> _CHALLENGE_
Filter the data for lines with the word "Society", then copy every line so identified.
— START INPUT DATA —
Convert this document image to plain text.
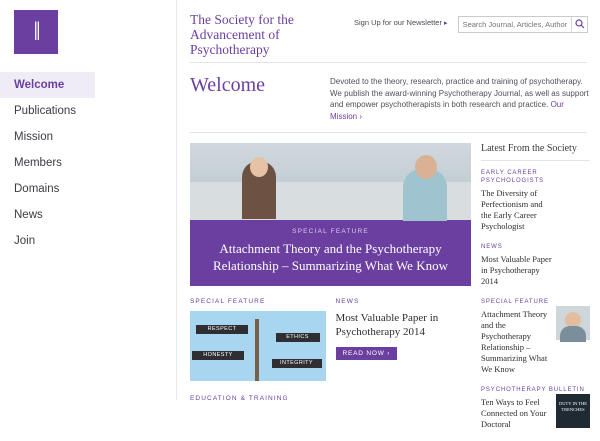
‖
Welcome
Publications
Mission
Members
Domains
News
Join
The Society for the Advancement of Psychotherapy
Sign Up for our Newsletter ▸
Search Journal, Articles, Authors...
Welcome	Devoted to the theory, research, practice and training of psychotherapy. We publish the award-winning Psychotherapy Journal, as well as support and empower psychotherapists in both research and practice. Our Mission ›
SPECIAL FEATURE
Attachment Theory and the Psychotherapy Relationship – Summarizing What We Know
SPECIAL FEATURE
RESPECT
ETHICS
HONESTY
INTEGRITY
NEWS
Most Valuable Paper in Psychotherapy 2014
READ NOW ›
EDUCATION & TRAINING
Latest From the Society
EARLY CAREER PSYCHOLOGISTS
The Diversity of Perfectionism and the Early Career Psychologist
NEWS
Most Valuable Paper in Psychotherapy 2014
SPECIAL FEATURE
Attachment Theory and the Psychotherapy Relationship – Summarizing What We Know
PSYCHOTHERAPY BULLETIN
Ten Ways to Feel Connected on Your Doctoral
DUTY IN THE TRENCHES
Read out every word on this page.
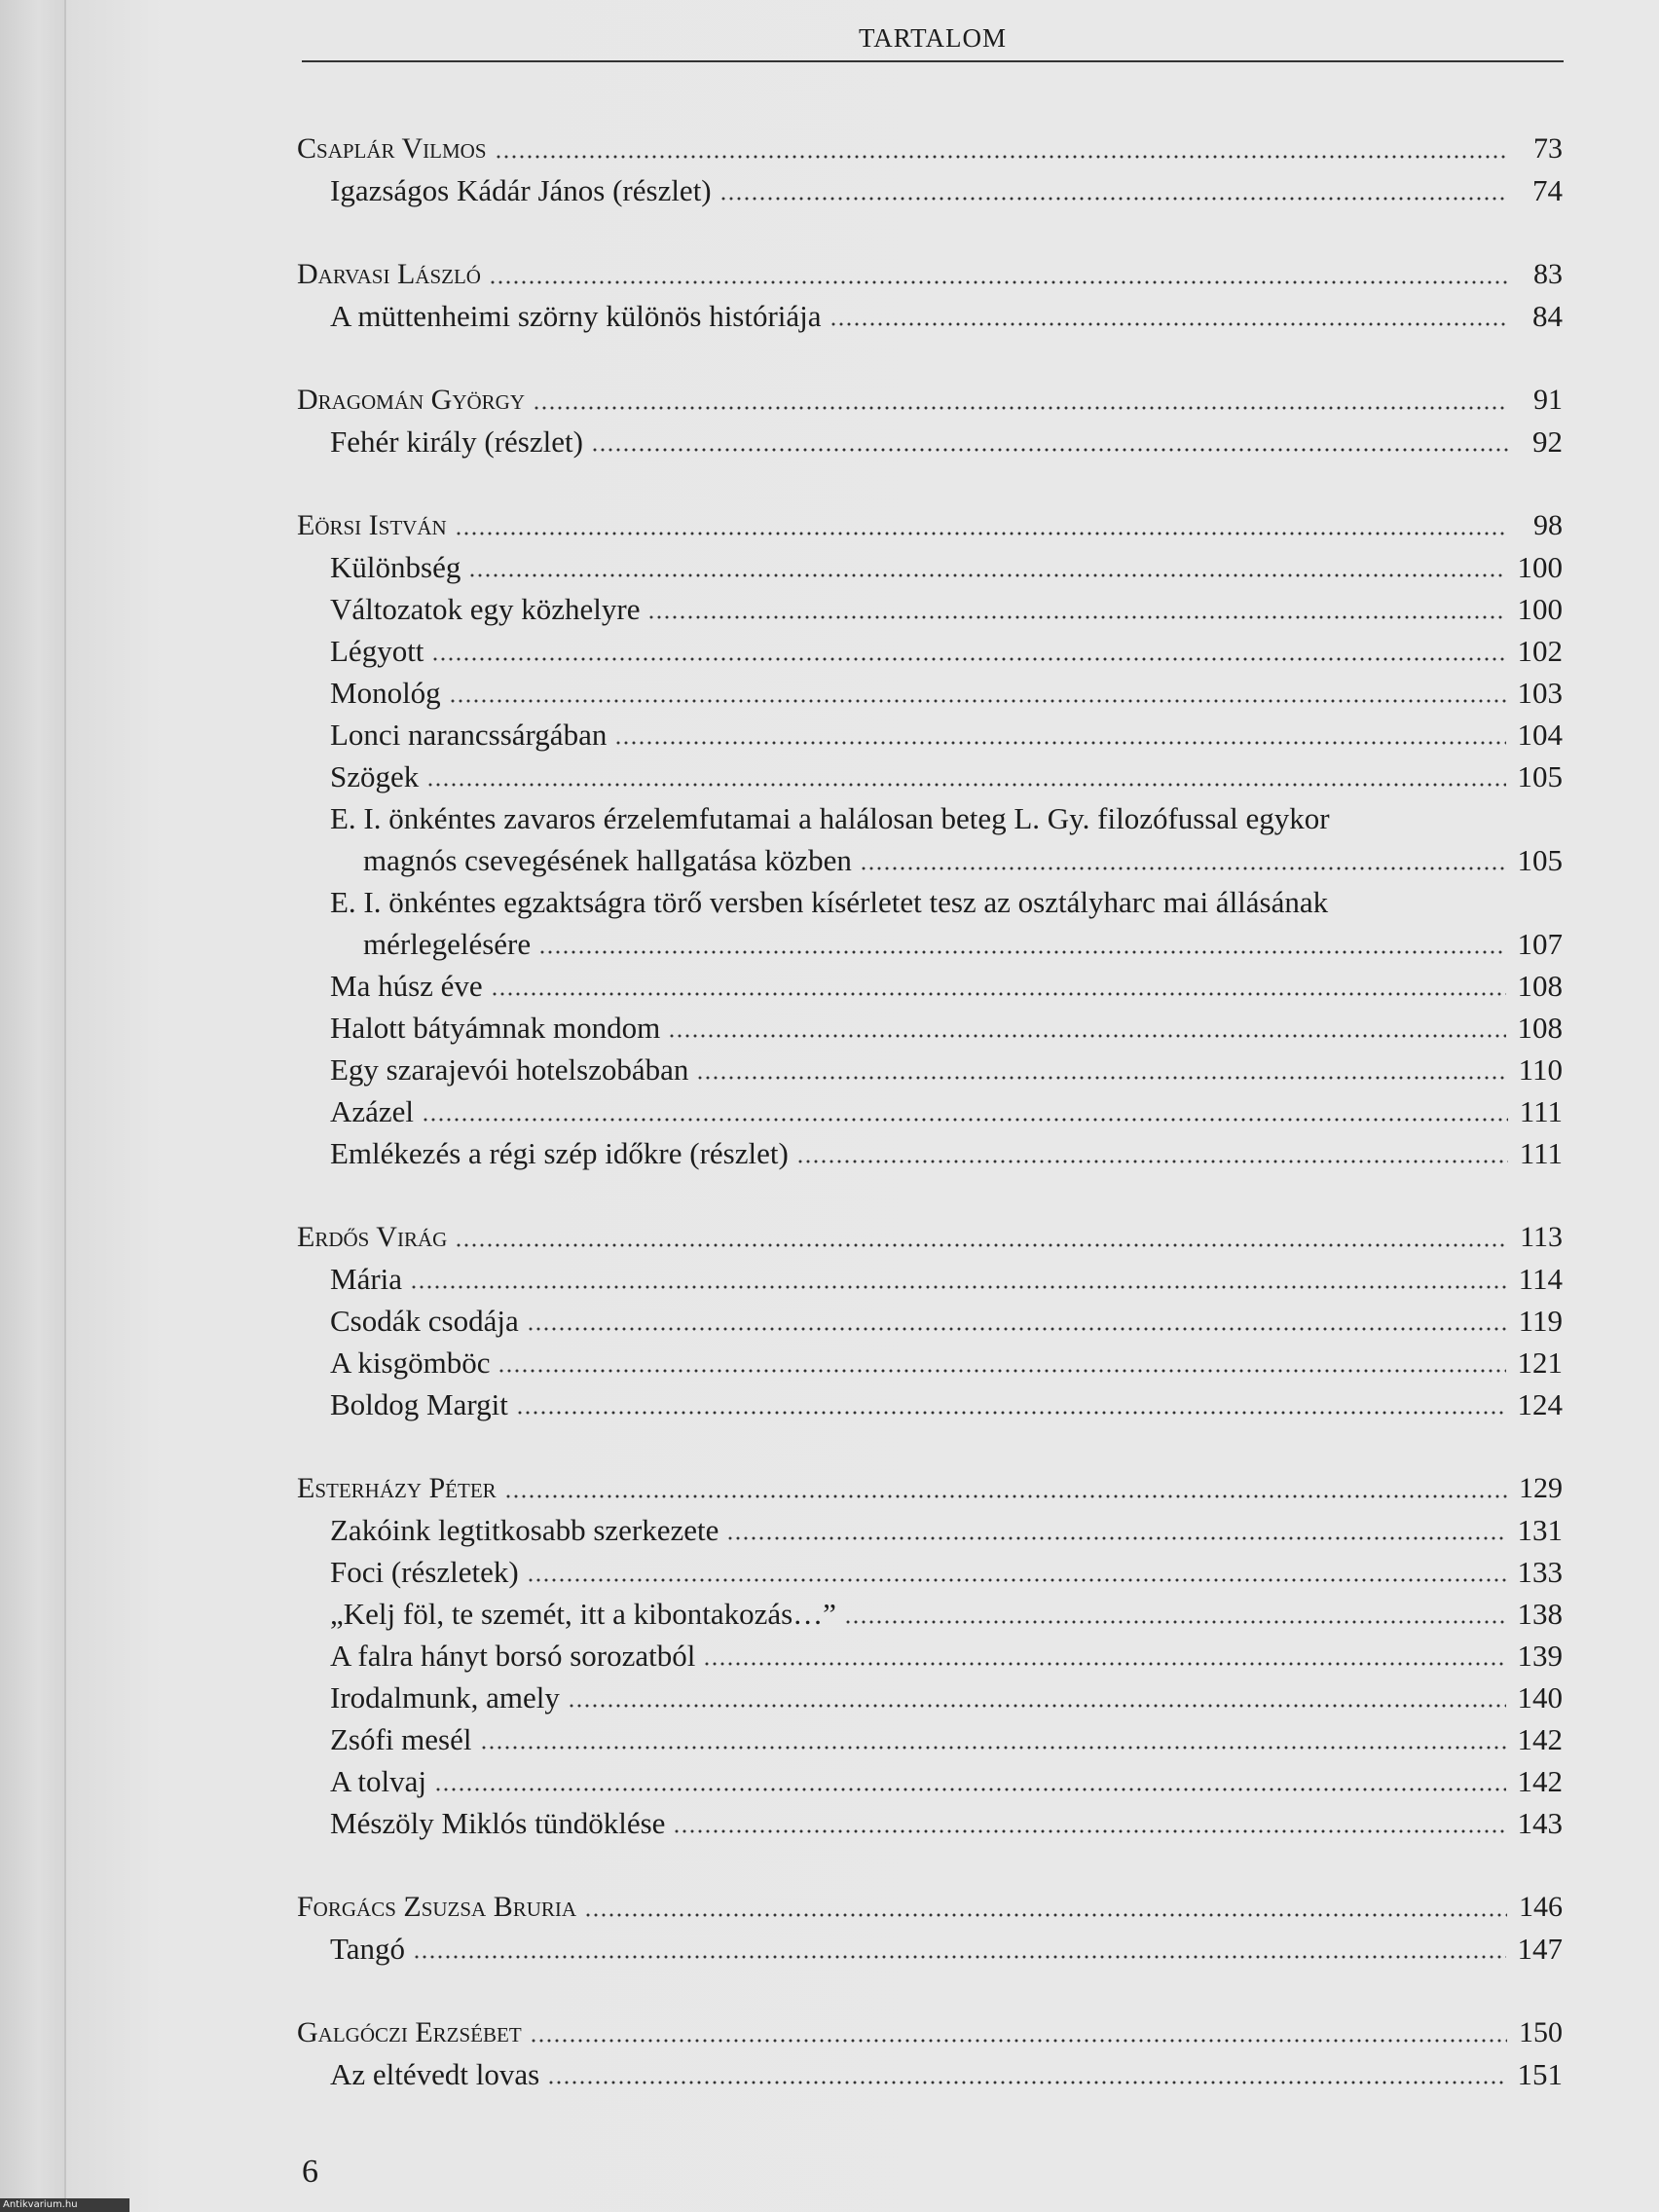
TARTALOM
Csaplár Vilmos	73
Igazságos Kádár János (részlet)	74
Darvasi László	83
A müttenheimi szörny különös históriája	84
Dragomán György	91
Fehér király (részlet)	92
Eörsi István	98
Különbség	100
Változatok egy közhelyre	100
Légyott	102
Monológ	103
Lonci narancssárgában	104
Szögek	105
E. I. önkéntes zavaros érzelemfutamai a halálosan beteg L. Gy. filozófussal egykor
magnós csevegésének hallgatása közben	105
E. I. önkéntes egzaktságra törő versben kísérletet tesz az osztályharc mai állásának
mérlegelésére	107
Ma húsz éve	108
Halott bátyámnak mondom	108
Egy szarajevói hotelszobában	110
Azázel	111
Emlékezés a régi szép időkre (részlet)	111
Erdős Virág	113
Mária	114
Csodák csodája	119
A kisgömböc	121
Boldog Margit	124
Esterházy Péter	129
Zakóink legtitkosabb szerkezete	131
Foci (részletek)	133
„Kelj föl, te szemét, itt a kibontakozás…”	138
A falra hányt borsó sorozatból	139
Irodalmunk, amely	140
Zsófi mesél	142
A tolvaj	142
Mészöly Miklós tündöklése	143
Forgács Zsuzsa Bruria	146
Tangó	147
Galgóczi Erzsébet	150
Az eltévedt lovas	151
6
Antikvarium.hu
— END INPUT DATA —
> _SOLVED EXERCISE_
The Society for the Advancement of Psychotherapy
Latest From the Society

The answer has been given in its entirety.